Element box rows
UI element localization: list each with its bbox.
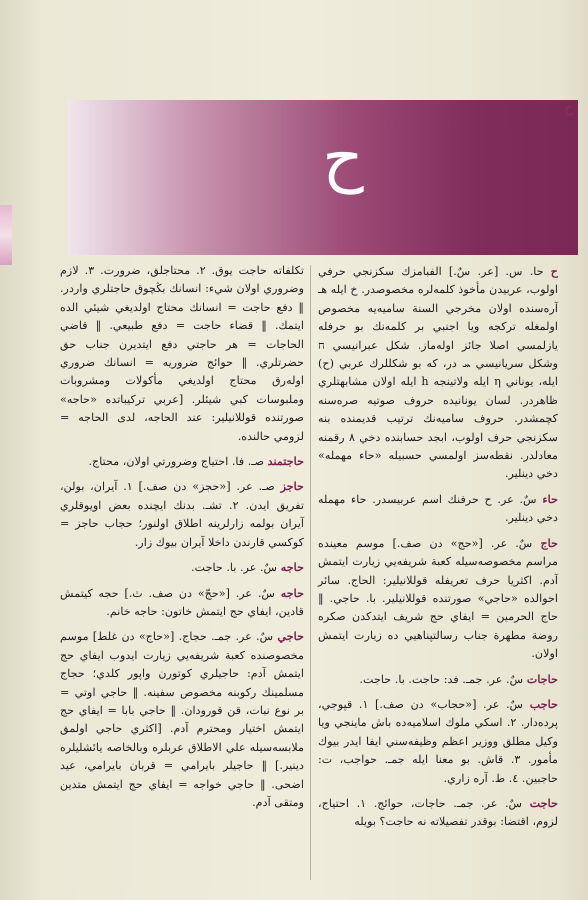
entry-definition: سٌ. عر. [«حج» دن صف.] موسم معينده مراسم مخصوصەسيله كعبة شريفەيي زيارت ايتمش آدم. اكثريا حرف تعريفله قوللانيلير: الحاج. سائر احوالده «حاجي» صورتنده قوللانيلير. با. حاجي. ‖ حاج الحرمين = ايفاي حج شريف ايتدكدن صكره روضة مطهرة جناب رسالتپناهيي ده زيارت ايتمش اولان. — [318, 536, 558, 661]
column-divider — [310, 265, 311, 880]
dictionary-entry — [60, 477, 304, 552]
entry-headword: حاج — [540, 535, 558, 550]
right-column — [318, 262, 558, 838]
entry-definition: سٌ. عر. جمـ. حاجات، حوائج. ١. احتياج، لزوم، اقتضا: بوقدر تفصيلاته نه حاجت؟ بويله — [318, 796, 558, 829]
dictionary-entry — [60, 584, 304, 622]
entry-definition: سٌ. عر. با. حاجت. — [191, 561, 278, 575]
entry-definition: سٌ. عر. ح حرفنك اسم عربيسدر. حاء مهمله دخي دينلير. — [318, 492, 558, 525]
dictionary-entry — [60, 452, 304, 471]
entry-definition: حا. س. [عر. سٌ.] الفبامزك سكزنجي حرفي اولوب، عربيدن مأخوذ كلمەلره مخصوصدر. خ ايله هـ آرەسنده اولان مخرجي السنة ساميەيە مخصوص اولمغله تركجه ويا اجنبي بر كلمەنك بو حرفله يازلمسي اصلا جائز اولەماز. شكل عبرانيسي ח وشكل سريانيسي ܚ در، كه بو شكللرك عربي (ح) ايله، يوناني η ايله ولاتينجه h ايله اولان مشابهتلري ظاهردر. لسان يونانيده حروف صوتيه صرەسنه كچمشدر. حروف ساميەنك ترتيب قديمنده بنه سكزنجي حرف اولوب، ابجد حسابنده دخي ٨ رقمنه معادلدر. نقطەسز اولمسي حسبيله «حاء مهمله» دخي دينلير. — [318, 265, 558, 481]
entry-definition: صـ. فا. احتياج وضرورتي اولان، محتاج. — [88, 455, 265, 469]
entry-headword: حاجات — [526, 671, 558, 686]
entry-headword: حاجتمند — [267, 454, 304, 469]
entry-headword: حاجه — [280, 585, 304, 600]
dictionary-entry — [318, 534, 558, 664]
entry-headword: ح — [550, 264, 558, 278]
dictionary-entry — [318, 262, 558, 484]
entry-headword: حاجب — [529, 696, 558, 711]
margin-letter: ح — [564, 100, 574, 116]
dictionary-entry — [318, 490, 558, 528]
entry-definition: سٌ. عر. [«حجاب» دن صف.] ١. قپوجي، پردەدار. ٢. اسكي ملوك اسلاميەده باش ماينجي ويا وكيل مطلق ووزير اعظم وظيفەسني ايفا ايدر بيوك مأمور. ٣. قاش. بو معنا ايله جمـ. حواجب، ت: حاجبين. ٤. ط. آره زاري. — [318, 697, 558, 785]
entry-definition: صـ. عر. [«حجز» دن صف.] ١. آيران، بولن، تفريق ايدن. ٢. تشـ. بدنك ايچنده بعض اويوقلري آيران بولمه زارلرينه اطلاق اولنور؛ حجاب حاجز = كوكسي قارندن داخلا آيران بيوك زار. — [60, 480, 304, 549]
entry-headword: حاجز — [280, 479, 304, 494]
left-column — [60, 262, 304, 818]
entry-headword: حاجي — [277, 629, 304, 644]
dictionary-entry — [318, 695, 558, 788]
entry-definition: تكلفاته حاجت يوق. ٢. محتاجلق، ضرورت. ٣. لازم وضروري اولان شيء: انسانك بڭچوق حاجتلري واردر. ‖ دفع حاجت = انسانك محتاج اولديغي شيئي الده ايتمك. ‖ قضاء حاجت = دفع طبيعي. ‖ قاضي الحاجات = هر حاجتي دفع ايتديرن جناب حق حضرتلري. ‖ حوائج ضروريه = انسانك ضروري اولەرق محتاج اولديغي مأكولات ومشروبات وملبوسات كبي شيئلر. [عربي تركيباتده «حاجه» صورتنده قوللانيلير: عند الحاجه، لدى الحاجه = لزومي حالنده. — [60, 264, 305, 443]
entry-headword: حاء — [542, 491, 558, 506]
entry-headword: حاجت — [529, 795, 558, 810]
entry-definition: سٌ. عر. جمـ. حجاج. [«حاج» دن غلط] موسم مخصوصنده كعبة شريفەيي زيارت ايدوب ايفاي حج ايتمش آدم: حاجيلري كوتورن واپور كلدي؛ حجاج مسلمينك ركوبنه مخصوص سفينه. ‖ حاجي اوتي = بر نوع نبات، قن قورودان. ‖ حاجي بابا = ايفاي حج ايتمش اختيار ومحترم آدم. [اكثري حاجي اولمق ملابسەسيله علي الاطلاق عربلره وبالخاصه يائشليلره دينير.] ‖ حاجيلر بايرامي = قربان بايرامي، عيد اضحى. ‖ حاجي خواجه = ايفاي حج ايتمش متدين ومتقى آدم. — [60, 630, 304, 809]
dictionary-entry — [60, 262, 304, 446]
bookmark-edge — [0, 205, 12, 265]
dictionary-entry — [318, 794, 558, 832]
dictionary-entry — [60, 558, 304, 577]
entry-definition: سٌ. عر. [«حجّ» دن صف. ث.] حجه كيتمش قادين، ايفاي حج ايتمش خاتون: حاجه خانم. — [60, 586, 304, 618]
dictionary-entry — [318, 670, 558, 689]
dictionary-entry — [60, 627, 304, 812]
entry-definition: سٌ. عر. جمـ. فد: حاجت. با. حاجت. — [359, 672, 524, 686]
section-letter: ح — [322, 121, 364, 195]
entry-headword: حاجه — [280, 560, 304, 575]
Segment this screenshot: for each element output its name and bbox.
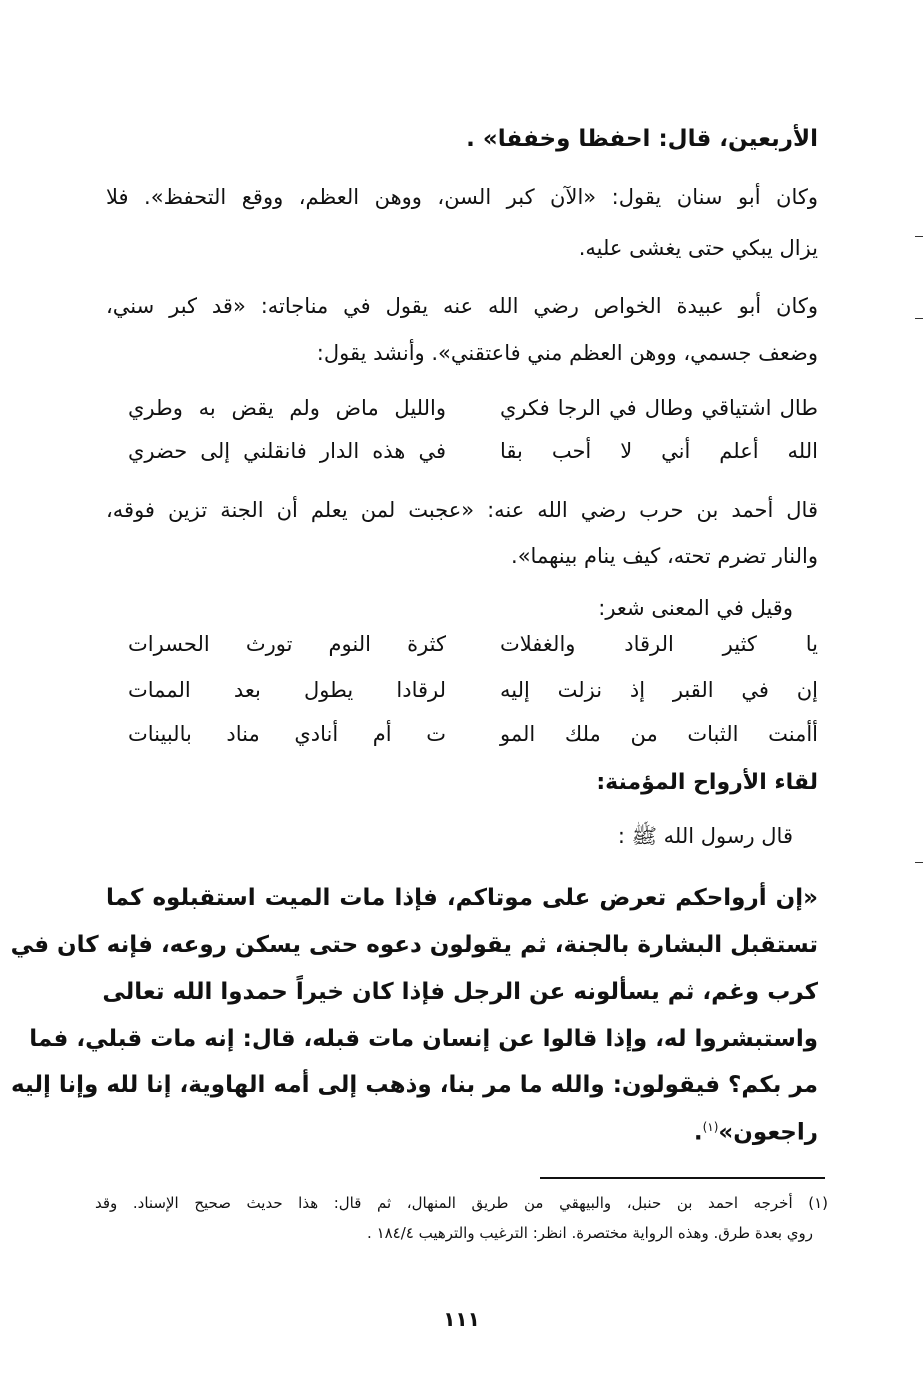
poem2-intro: وقيل في المعنى شعر: <box>598 596 793 620</box>
hadith-line5: مر بكم؟ فيقولون: والله ما مر بنا، وذهب إلى أمه الهاوية، إنا لله وإنا إليه <box>11 1072 818 1098</box>
hadith-line3: كرب وغم، ثم يسألونه عن الرجل فإذا كان خيراً حمدوا الله تعالى <box>102 979 818 1005</box>
page-number: ١١١ <box>443 1307 480 1331</box>
footnote-line2: روي بعدة طرق. وهذه الرواية مختصرة. انظر: الترغيب والترهيب ١٨٤/٤ . <box>367 1224 813 1242</box>
poem1-verse1-right: طال اشتياقي وطال في الرجا فكري <box>500 396 818 420</box>
poem2-verse3-right: أأمنت الثبات من ملك المو <box>500 722 818 746</box>
hadith-closing-text: راجعون» <box>718 1119 818 1146</box>
paragraph-abu-ubayda-line2: وضعف جسمي، ووهن العظم مني فاعتقني». وأنشد يقول: <box>316 341 818 365</box>
paragraph-ahmad-line1: قال أحمد بن حرب رضي الله عنه: «عجبت لمن يعلم أن الجنة تزين فوقه، <box>106 498 818 522</box>
paragraph-abu-ubayda-line1: وكان أبو عبيدة الخواص رضي الله عنه يقول في مناجاته: «قد كبر سني، <box>106 294 818 318</box>
poem1-verse2-right: الله أعلم أني لا أحب بقا <box>500 439 818 463</box>
hadith-intro: قال رسول الله ﷺ : <box>617 824 793 848</box>
opening-line: الأربعين، قال: احفظا وخففا» . <box>466 126 818 152</box>
hadith-line1: «إن أرواحكم تعرض على موتاكم، فإذا مات الميت استقبلوه كما <box>106 885 818 911</box>
footnote-reference[interactable]: (١) <box>702 1120 719 1134</box>
poem2-verse2-left: لرقادا يطول بعد الممات <box>128 678 446 702</box>
poem2-verse2-right: إن في القبر إذ نزلت إليه <box>500 678 818 702</box>
paragraph-ahmad-line2: والنار تضرم تحته، كيف ينام بينهما». <box>511 544 818 568</box>
hadith-line4: واستبشروا له، وإذا قالوا عن إنسان مات قبله، قال: إنه مات قبلي، فما <box>29 1026 818 1052</box>
margin-mark <box>915 236 923 237</box>
section-heading: لقاء الأرواح المؤمنة: <box>596 770 818 795</box>
footnote-divider <box>540 1177 825 1179</box>
poem2-verse1-left: كثرة النوم تورث الحسرات <box>128 632 446 656</box>
margin-mark <box>915 862 923 863</box>
poem2-verse3-left: ت أم أنادي مناد بالبينات <box>128 722 446 746</box>
paragraph-abu-sinan-line1: وكان أبو سنان يقول: «الآن كبر السن، ووهن العظم، ووقع التحفظ». فلا <box>106 185 818 209</box>
paragraph-abu-sinan-line2: يزال يبكي حتى يغشى عليه. <box>578 236 818 260</box>
poem1-verse1-left: والليل ماض ولم يقض به وطري <box>128 396 446 420</box>
poem1-verse2-left: في هذه الدار فانقلني إلى حضري <box>128 439 446 463</box>
poem2-verse1-right: يا كثير الرقاد والغفلات <box>500 632 818 656</box>
hadith-line2: تستقبل البشارة بالجنة، ثم يقولون دعوه حتى يسكن روعه، فإنه كان في <box>10 932 818 958</box>
footnote-line1: (١) أخرجه احمد بن حنبل، والبيهقي من طريق المنهال، ثم قال: هذا حديث صحيح الإسناد. وقد <box>95 1194 828 1212</box>
hadith-line6 <box>694 1121 818 1145</box>
hadith-closing-period: . <box>693 1119 703 1146</box>
margin-mark <box>915 318 923 319</box>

• WRITTEN PROBLEM: Rewrite only the rows starting at the one containing "poem2-intro: وقيل في" and ending at the one containing "footnote-line2: روي بعدة", both included. Substitute "folio-number" for "page-number" and leave everything else unchanged.

• RESULT BELOW:
poem2-intro: وقيل في المعنى شعر: <box>598 596 793 620</box>
hadith-line5: مر بكم؟ فيقولون: والله ما مر بنا، وذهب إلى أمه الهاوية، إنا لله وإنا إليه <box>11 1072 818 1098</box>
hadith-line3: كرب وغم، ثم يسألونه عن الرجل فإذا كان خيراً حمدوا الله تعالى <box>102 979 818 1005</box>
folio-number: ١١١ <box>443 1307 480 1331</box>
footnote-line2: روي بعدة طرق. وهذه الرواية مختصرة. انظر: الترغيب والترهيب ١٨٤/٤ . <box>367 1224 813 1242</box>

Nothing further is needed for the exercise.